**GIVEN EXERCISE**: Set down the material below word for word, excluding the pictures.

-- START OF DATA SHOWN --

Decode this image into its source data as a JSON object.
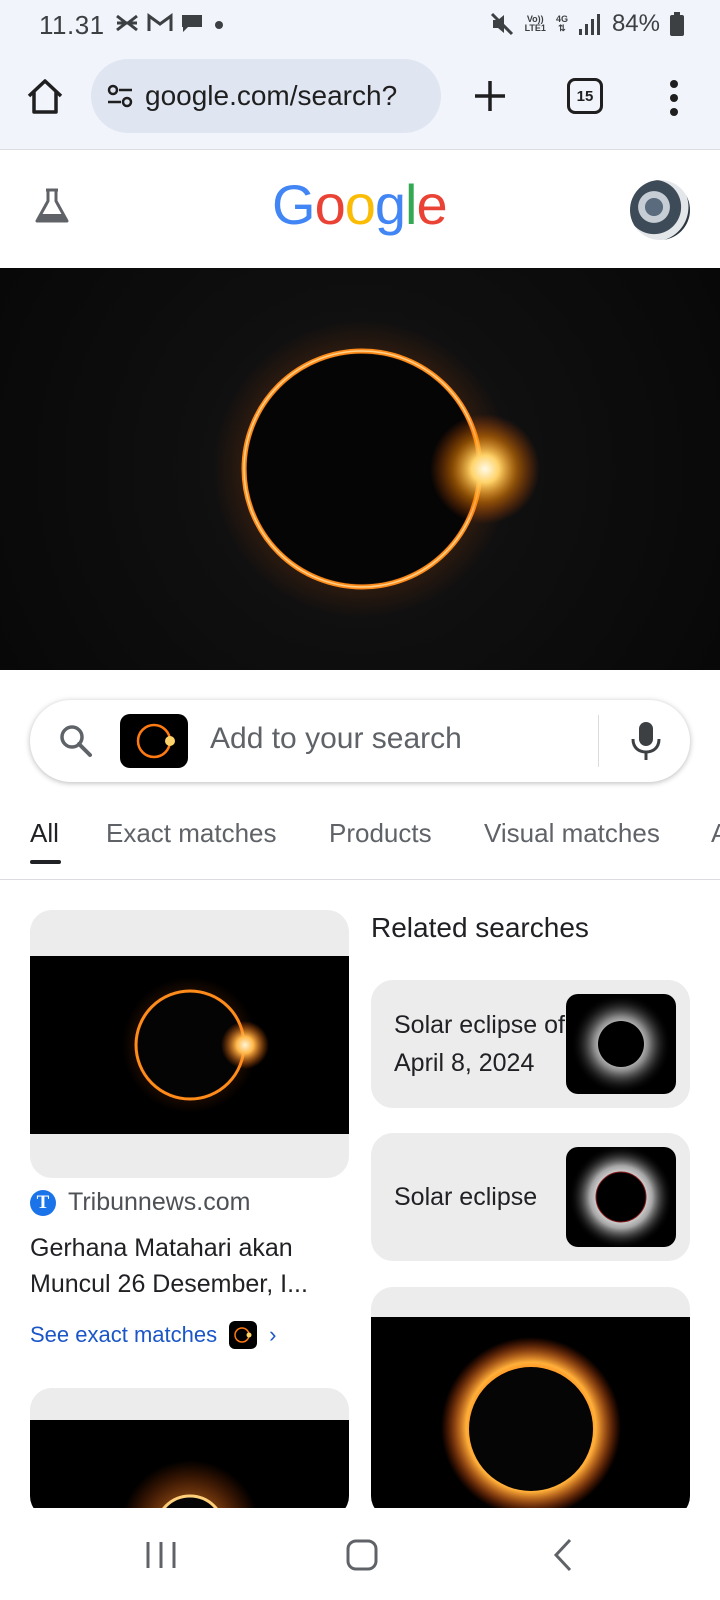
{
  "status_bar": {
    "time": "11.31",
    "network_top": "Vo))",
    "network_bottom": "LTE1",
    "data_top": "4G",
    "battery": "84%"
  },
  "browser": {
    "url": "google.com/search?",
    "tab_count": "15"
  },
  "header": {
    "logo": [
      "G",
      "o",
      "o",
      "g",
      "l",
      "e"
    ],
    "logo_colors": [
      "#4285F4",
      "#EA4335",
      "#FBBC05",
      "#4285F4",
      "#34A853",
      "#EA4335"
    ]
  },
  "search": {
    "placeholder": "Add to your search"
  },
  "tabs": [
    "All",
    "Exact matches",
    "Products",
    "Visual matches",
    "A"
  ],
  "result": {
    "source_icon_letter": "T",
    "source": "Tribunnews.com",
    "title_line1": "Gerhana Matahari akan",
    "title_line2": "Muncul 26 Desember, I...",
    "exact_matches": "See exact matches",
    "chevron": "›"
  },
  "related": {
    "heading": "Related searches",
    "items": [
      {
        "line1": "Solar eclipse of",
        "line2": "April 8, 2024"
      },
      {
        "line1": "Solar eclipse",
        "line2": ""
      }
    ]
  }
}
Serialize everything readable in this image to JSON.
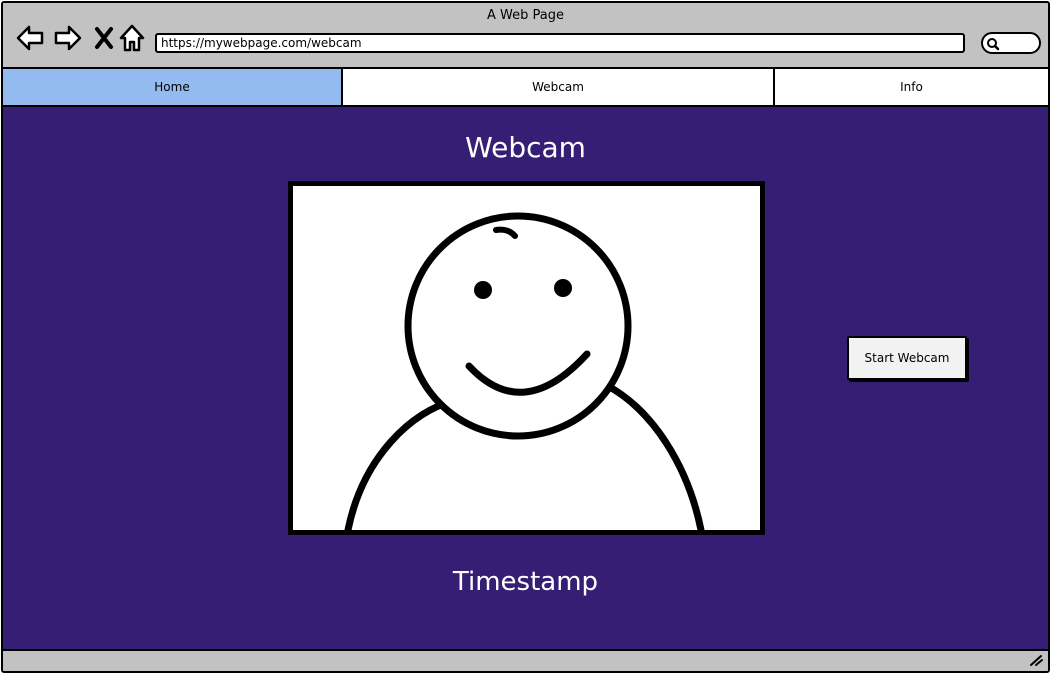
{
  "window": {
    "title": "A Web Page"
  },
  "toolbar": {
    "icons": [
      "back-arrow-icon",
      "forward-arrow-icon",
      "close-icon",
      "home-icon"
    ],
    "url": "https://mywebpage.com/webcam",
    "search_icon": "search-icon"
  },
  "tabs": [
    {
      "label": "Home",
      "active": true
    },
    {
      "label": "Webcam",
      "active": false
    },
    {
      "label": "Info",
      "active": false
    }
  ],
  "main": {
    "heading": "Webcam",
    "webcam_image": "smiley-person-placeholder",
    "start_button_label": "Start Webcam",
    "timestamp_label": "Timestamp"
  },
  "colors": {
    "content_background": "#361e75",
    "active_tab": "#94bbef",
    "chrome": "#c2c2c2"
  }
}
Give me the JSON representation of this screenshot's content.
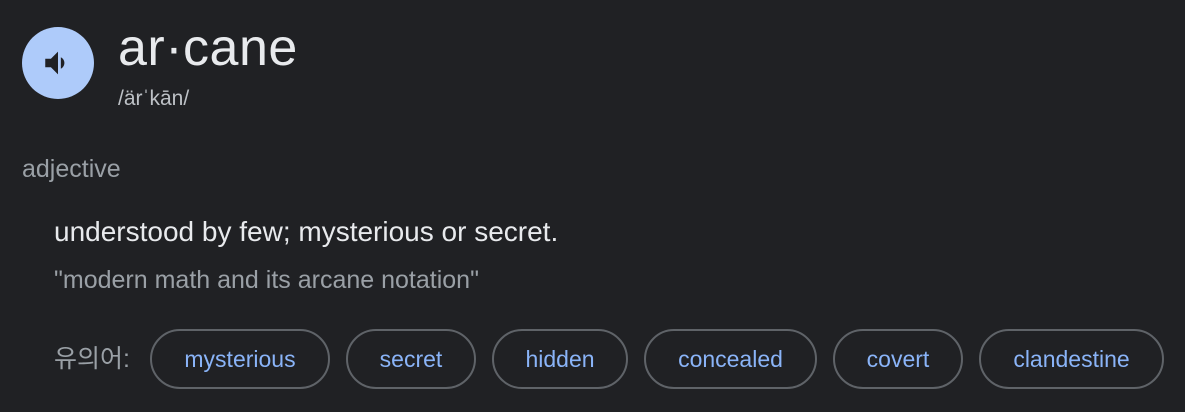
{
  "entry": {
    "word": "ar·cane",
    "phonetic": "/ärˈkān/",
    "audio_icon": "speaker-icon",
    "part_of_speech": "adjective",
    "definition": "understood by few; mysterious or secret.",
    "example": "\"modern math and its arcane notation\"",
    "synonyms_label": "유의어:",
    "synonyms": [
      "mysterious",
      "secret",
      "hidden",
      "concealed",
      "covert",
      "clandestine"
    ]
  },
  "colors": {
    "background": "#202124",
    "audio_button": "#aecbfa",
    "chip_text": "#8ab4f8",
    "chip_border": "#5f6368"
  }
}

-- END OF DATA SHOWN --

**THE REPLY**:
Decode this image into its source data as a JSON object.
{
  "status_bar": {
    "time": "11.31",
    "network_top": "Vo))",
    "network_bottom": "LTE1",
    "data_top": "4G",
    "battery": "84%"
  },
  "browser": {
    "url": "google.com/search?",
    "tab_count": "15"
  },
  "header": {
    "logo": [
      "G",
      "o",
      "o",
      "g",
      "l",
      "e"
    ],
    "logo_colors": [
      "#4285F4",
      "#EA4335",
      "#FBBC05",
      "#4285F4",
      "#34A853",
      "#EA4335"
    ]
  },
  "search": {
    "placeholder": "Add to your search"
  },
  "tabs": [
    "All",
    "Exact matches",
    "Products",
    "Visual matches",
    "A"
  ],
  "result": {
    "source_icon_letter": "T",
    "source": "Tribunnews.com",
    "title_line1": "Gerhana Matahari akan",
    "title_line2": "Muncul 26 Desember, I...",
    "exact_matches": "See exact matches",
    "chevron": "›"
  },
  "related": {
    "heading": "Related searches",
    "items": [
      {
        "line1": "Solar eclipse of",
        "line2": "April 8, 2024"
      },
      {
        "line1": "Solar eclipse",
        "line2": ""
      }
    ]
  }
}
Serialize everything readable in this image to JSON.
{
  "window": {
    "title": "A Web Page"
  },
  "toolbar": {
    "icons": [
      "back-arrow-icon",
      "forward-arrow-icon",
      "close-icon",
      "home-icon"
    ],
    "url": "https://mywebpage.com/webcam",
    "search_icon": "search-icon"
  },
  "tabs": [
    {
      "label": "Home",
      "active": true
    },
    {
      "label": "Webcam",
      "active": false
    },
    {
      "label": "Info",
      "active": false
    }
  ],
  "main": {
    "heading": "Webcam",
    "webcam_image": "smiley-person-placeholder",
    "start_button_label": "Start Webcam",
    "timestamp_label": "Timestamp"
  },
  "colors": {
    "content_background": "#361e75",
    "active_tab": "#94bbef",
    "chrome": "#c2c2c2"
  }
}
Give me the JSON representation of this screenshot's content.
{
  "entry": {
    "word": "ar·cane",
    "phonetic": "/ärˈkān/",
    "audio_icon": "speaker-icon",
    "part_of_speech": "adjective",
    "definition": "understood by few; mysterious or secret.",
    "example": "\"modern math and its arcane notation\"",
    "synonyms_label": "유의어:",
    "synonyms": [
      "mysterious",
      "secret",
      "hidden",
      "concealed",
      "covert",
      "clandestine"
    ]
  },
  "colors": {
    "background": "#202124",
    "audio_button": "#aecbfa",
    "chip_text": "#8ab4f8",
    "chip_border": "#5f6368"
  }
}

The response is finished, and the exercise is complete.